The exercise: Below are some records. Pull every line that contains the word "from".

Collected data entries:
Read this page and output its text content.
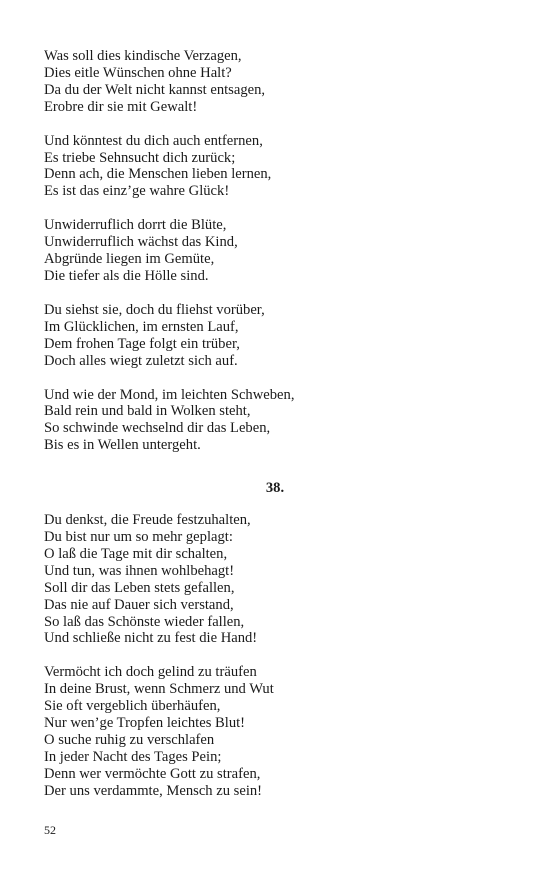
Was soll dies kindische Verzagen,
Dies eitle Wünschen ohne Halt?
Da du der Welt nicht kannst entsagen,
Erobre dir sie mit Gewalt!
Und könntest du dich auch entfernen,
Es triebe Sehnsucht dich zurück;
Denn ach, die Menschen lieben lernen,
Es ist das einz’ge wahre Glück!
Unwiderruflich dorrt die Blüte,
Unwiderruflich wächst das Kind,
Abgründe liegen im Gemüte,
Die tiefer als die Hölle sind.
Du siehst sie, doch du fliehst vorüber,
Im Glücklichen, im ernsten Lauf,
Dem frohen Tage folgt ein trüber,
Doch alles wiegt zuletzt sich auf.
Und wie der Mond, im leichten Schweben,
Bald rein und bald in Wolken steht,
So schwinde wechselnd dir das Leben,
Bis es in Wellen untergeht.
38.
Du denkst, die Freude festzuhalten,
Du bist nur um so mehr geplagt:
O laß die Tage mit dir schalten,
Und tun, was ihnen wohlbehagt!
Soll dir das Leben stets gefallen,
Das nie auf Dauer sich verstand,
So laß das Schönste wieder fallen,
Und schließe nicht zu fest die Hand!
Vermöcht ich doch gelind zu träufen
In deine Brust, wenn Schmerz und Wut
Sie oft vergeblich überhäufen,
Nur wen’ge Tropfen leichtes Blut!
O suche ruhig zu verschlafen
In jeder Nacht des Tages Pein;
Denn wer vermöchte Gott zu strafen,
Der uns verdammte, Mensch zu sein!
52
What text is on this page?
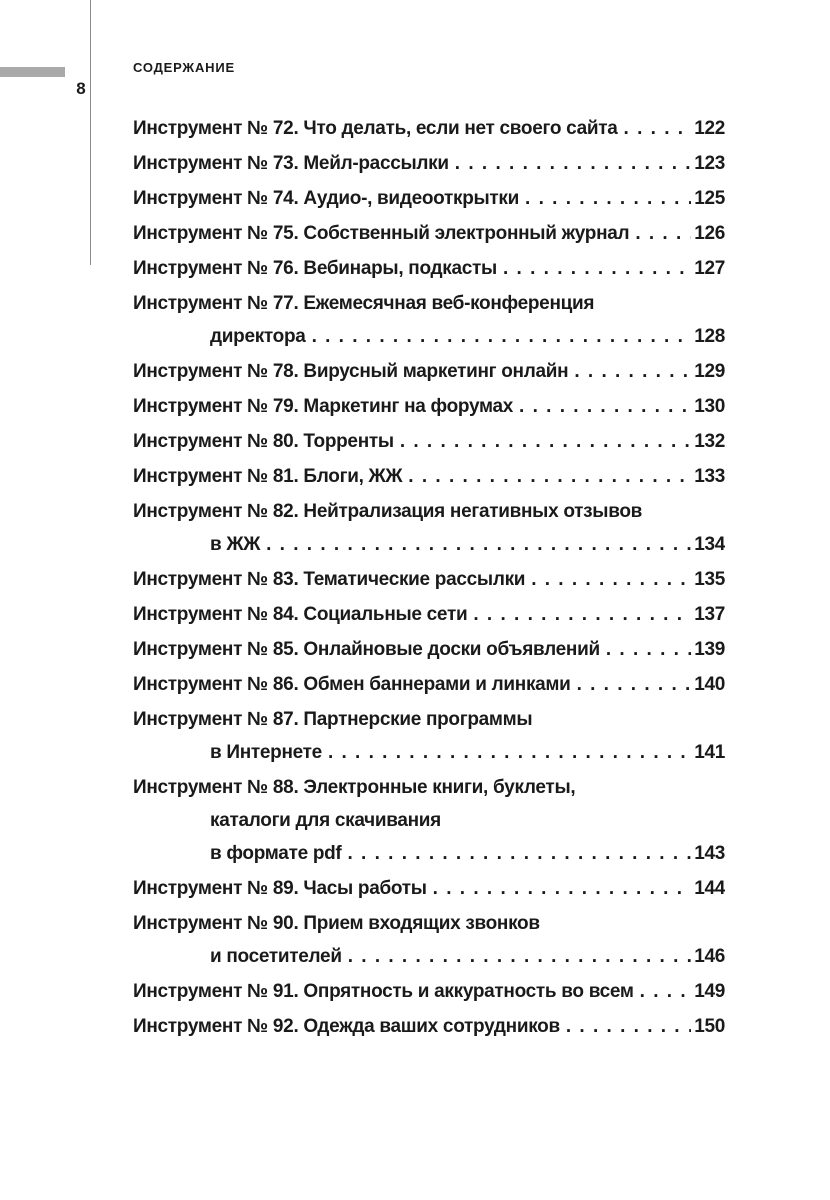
СОДЕРЖАНИЕ
8
Инструмент № 72. Что делать, если нет своего сайта . . .	122
Инструмент № 73. Мейл-рассылки . . .	123
Инструмент № 74. Аудио-, видеооткрытки . . .	125
Инструмент № 75. Собственный электронный журнал . . .	126
Инструмент № 76. Вебинары, подкасты . . .	127
Инструмент № 77. Ежемесячная веб-конференция
директора . . .	128
Инструмент № 78. Вирусный маркетинг онлайн . . .	129
Инструмент № 79. Маркетинг на форумах . . .	130
Инструмент № 80. Торренты . . .	132
Инструмент № 81. Блоги, ЖЖ . . .	133
Инструмент № 82. Нейтрализация негативных отзывов
в ЖЖ . . .	134
Инструмент № 83. Тематические рассылки . . .	135
Инструмент № 84. Социальные сети . . .	137
Инструмент № 85. Онлайновые доски объявлений . . .	139
Инструмент № 86. Обмен баннерами и линками . . .	140
Инструмент № 87. Партнерские программы
в Интернете . . .	141
Инструмент № 88. Электронные книги, буклеты,
каталоги для скачивания
в формате pdf . . .	143
Инструмент № 89. Часы работы . . .	144
Инструмент № 90. Прием входящих звонков
и посетителей . . .	146
Инструмент № 91. Опрятность и аккуратность во всем . . .	149
Инструмент № 92. Одежда ваших сотрудников . . .	150
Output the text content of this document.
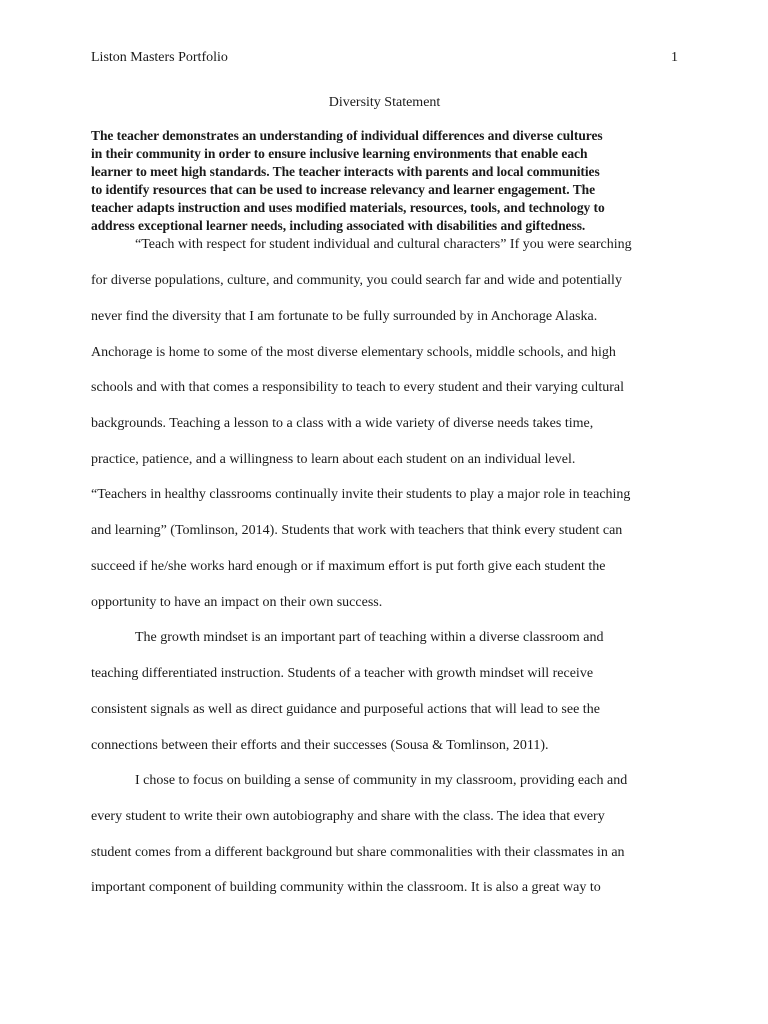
Liston Masters Portfolio	1
Diversity Statement
The teacher demonstrates an understanding of individual differences and diverse cultures
in their community in order to ensure inclusive learning environments that enable each
learner to meet high standards. The teacher interacts with parents and local communities
to identify resources that can be used to increase relevancy and learner engagement. The
teacher adapts instruction and uses modified materials, resources, tools, and technology to
address exceptional learner needs, including associated with disabilities and giftedness.
“Teach with respect for student individual and cultural characters” If you were searching
for diverse populations, culture, and community, you could search far and wide and potentially
never find the diversity that I am fortunate to be fully surrounded by in Anchorage Alaska.
Anchorage is home to some of the most diverse elementary schools, middle schools, and high
schools and with that comes a responsibility to teach to every student and their varying cultural
backgrounds. Teaching a lesson to a class with a wide variety of diverse needs takes time,
practice, patience, and a willingness to learn about each student on an individual level.
“Teachers in healthy classrooms continually invite their students to play a major role in teaching
and learning” (Tomlinson, 2014). Students that work with teachers that think every student can
succeed if he/she works hard enough or if maximum effort is put forth give each student the
opportunity to have an impact on their own success.
The growth mindset is an important part of teaching within a diverse classroom and
teaching differentiated instruction. Students of a teacher with growth mindset will receive
consistent signals as well as direct guidance and purposeful actions that will lead to see the
connections between their efforts and their successes (Sousa & Tomlinson, 2011).
I chose to focus on building a sense of community in my classroom, providing each and
every student to write their own autobiography and share with the class. The idea that every
student comes from a different background but share commonalities with their classmates in an
important component of building community within the classroom. It is also a great way to
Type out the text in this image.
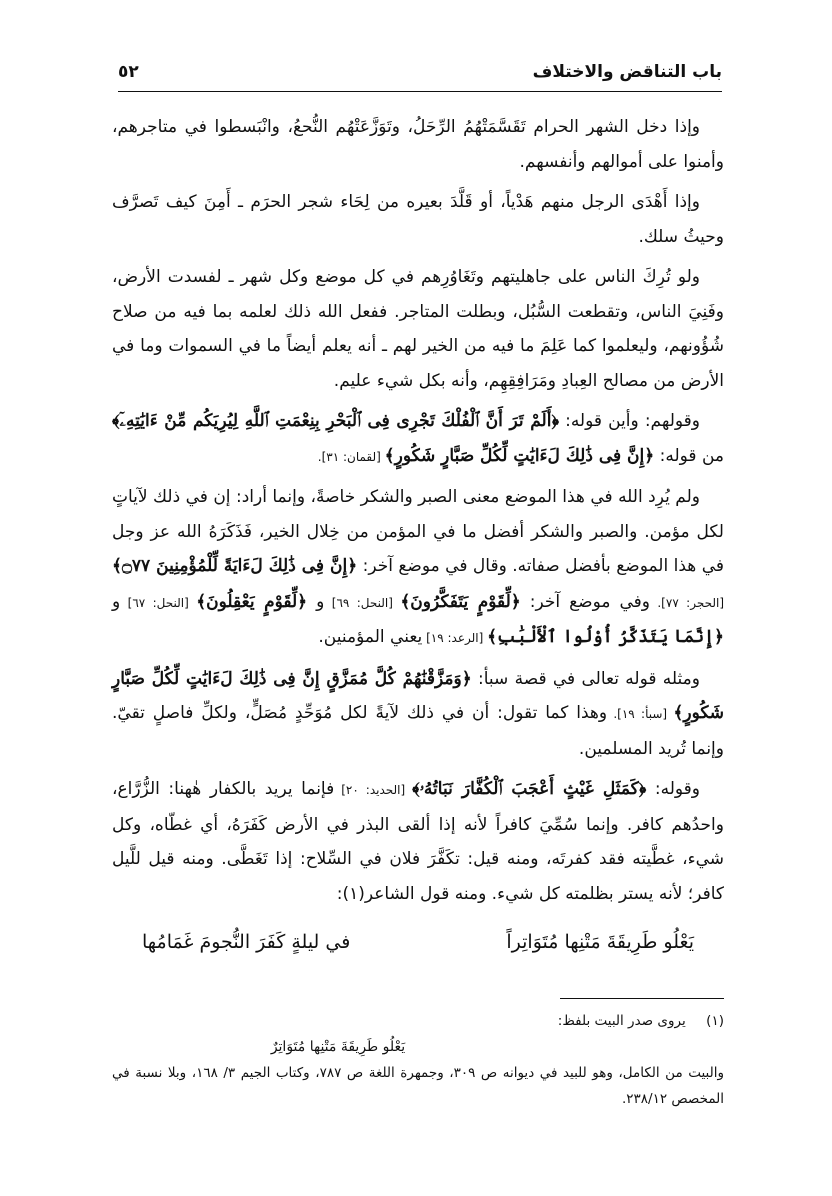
باب التناقض والاختلاف
٥٢

وإذا دخل الشهر الحرام تَقَسَّمَتْهُمُ الرِّحَلُ، وتَوَزَّعَتْهُم النُّحعُ، وانْبَسطوا في متاجرهم، وأمنوا على أموالهم وأنفسهم.

وإذا أَهْدَى الرجل منهم هَدْياً، أو قَلَّدَ بعيره من لِحَاء شجر الحرَم ـ أَمِنَ كيف تَصرَّف وحيثُ سلك.

ولو تُرِكَ الناس على جاهليتهم وتَغَاوُرِهم في كل موضع وكل شهر ـ لفسدت الأرض، وفَنِيَ الناس، وتقطعت السُّبُل، وبطلت المتاجر. ففعل الله ذلك لعلمه بما فيه من صلاح شُؤُونهم، وليعلموا كما عَلِمَ ما فيه من الخير لهم ـ أنه يعلم أيضاً ما في السموات وما في الأرض من مصالح العِبادِ ومَرَافِقِهِم، وأنه بكل شيء عليم.

وقولهم: وأين قوله: ﴿أَلَمْ تَرَ أَنَّ ٱلْفُلْكَ تَجْرِى فِى ٱلْبَحْرِ بِنِعْمَتِ ٱللَّهِ لِيُرِيَكُم مِّنْ ءَايَٰتِهِۦٓ﴾ من قوله: ﴿إِنَّ فِى ذَٰلِكَ لَءَايَٰتٍ لِّكُلِّ صَبَّارٍ شَكُورٍ﴾ [لقمان: ٣١].

ولم يُرِد الله في هذا الموضع معنى الصبر والشكر خاصةً، وإنما أراد: إن في ذلك لآياتٍ لكل مؤمن. والصبر والشكر أفضل ما في المؤمن من خِلال الخير، فَذَكَرَهُ الله عز وجل في هذا الموضع بأفضل صفاته. وقال في موضع آخر: ﴿إِنَّ فِى ذَٰلِكَ لَءَايَةً لِّلْمُؤْمِنِينَ ۝٧٧﴾ [الحجر: ٧٧]. وفي موضع آخر: ﴿لِّقَوْمٍ يَتَفَكَّرُونَ﴾ [النحل: ٦٩] و ﴿لِّقَوْمٍ يَعْقِلُونَ﴾ [النحل: ٦٧] و ﴿إِنَّمَا يَتَذَكَّرُ أُوْلُوا ٱلْأَلْبَٰبِ﴾ [الرعد: ١٩] يعني المؤمنين.

ومثله قوله تعالى في قصة سبأ: ﴿وَمَزَّقْنَٰهُمْ كُلَّ مُمَزَّقٍ إِنَّ فِى ذَٰلِكَ لَءَايَٰتٍ لِّكُلِّ صَبَّارٍ شَكُورٍ﴾ [سبأ: ١٩]. وهذا كما تقول: أن في ذلك لآيةً لكل مُوَحِّدٍ مُصَلٍّ، ولكلِّ فاصلٍ تقيّ. وإنما تُريد المسلمين.

وقوله: ﴿كَمَثَلِ غَيْثٍ أَعْجَبَ ٱلْكُفَّارَ نَبَاتُهُۥ﴾ [الحديد: ٢٠] فإنما يريد بالكفار هٰهنا: الزُّرَّاع، واحدُهم كافر. وإنما سُمِّيَ كافراً لأنه إذا ألقى البذر في الأرض كَفَرَهُ، أي غطّاه، وكل شيء، غطَّيته فقد كفرتَه، ومنه قيل: تكَفَّرَ فلان في السِّلاح: إذا تَغَطَّى. ومنه قيل للَّيل كافر؛ لأنه يستر بظلمته كل شيء. ومنه قول الشاعر(١):

يَعْلُو طَرِيقَةَ مَتْنِها مُتَوَاتِراً
في ليلةٍ كَفَرَ النُّجومَ غَمَامُها

(١) يروى صدر البيت بلفظ:

يَعْلُو طَرِيقَةَ مَتْنِها مُتَوَاتِرٌ

والبيت من الكامل، وهو للبيد في ديوانه ص ٣٠٩، وجمهرة اللغة ص ٧٨٧، وكتاب الجيم ٣/ ١٦٨، وبلا نسبة في المخصص ٢٣٨/١٢.
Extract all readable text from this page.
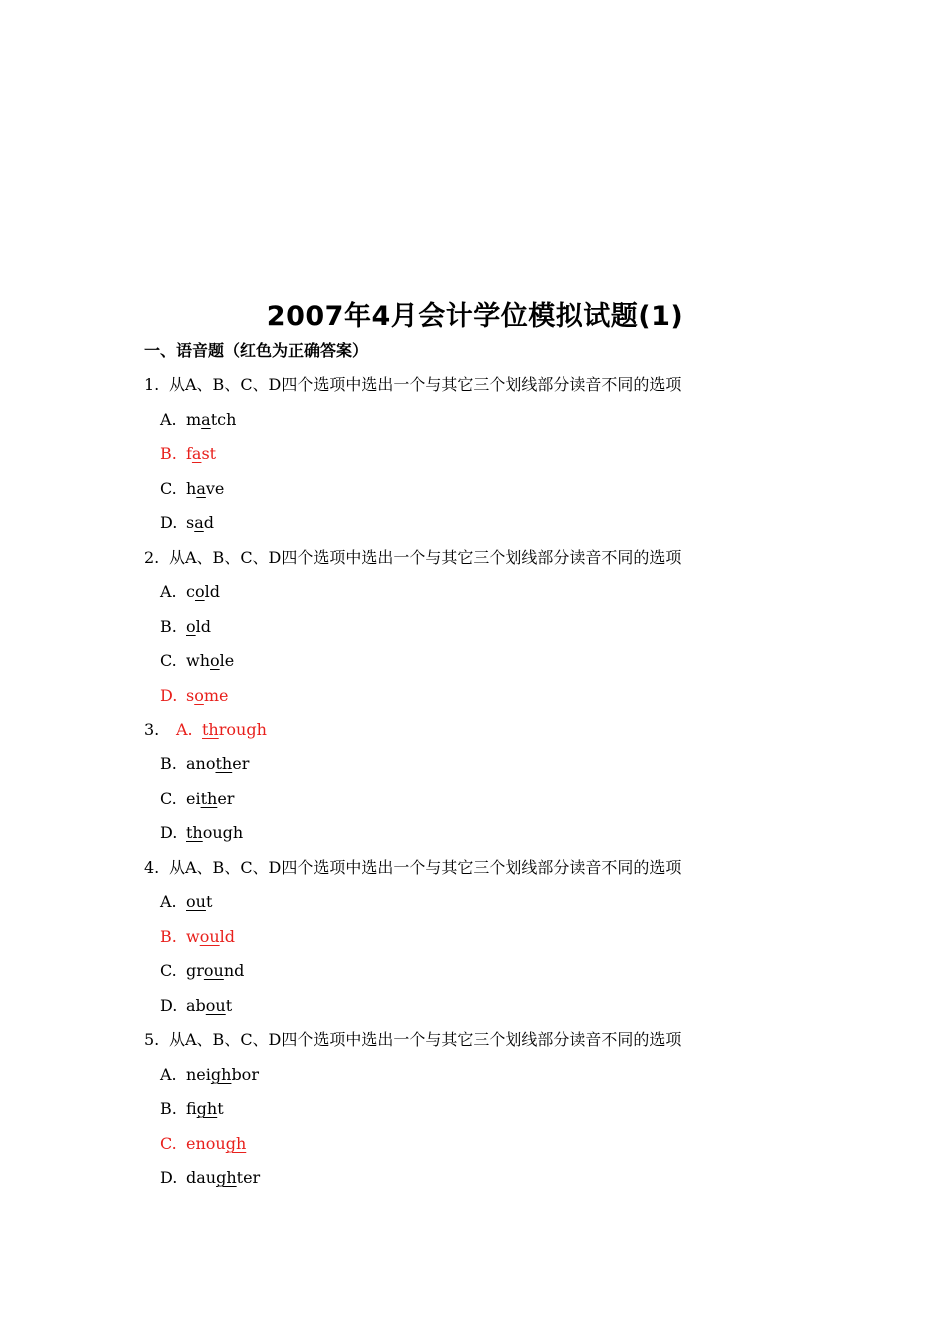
2007年4月会计学位模拟试题(1)
一、语音题（红色为正确答案）
1. 从A、B、C、D四个选项中选出一个与其它三个划线部分读音不同的选项
A. match
B. fast
C. have
D. sad
2. 从A、B、C、D四个选项中选出一个与其它三个划线部分读音不同的选项
A. cold
B. old
C. whole
D. some
3. A. through
B. another
C. either
D. though
4. 从A、B、C、D四个选项中选出一个与其它三个划线部分读音不同的选项
A. out
B. would
C. ground
D. about
5. 从A、B、C、D四个选项中选出一个与其它三个划线部分读音不同的选项
A. neighbor
B. fight
C. enough
D. daughter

Solution to this exercise:
student comes from a different background but share commonalities with their classmates in an
Extract all readable text from this page.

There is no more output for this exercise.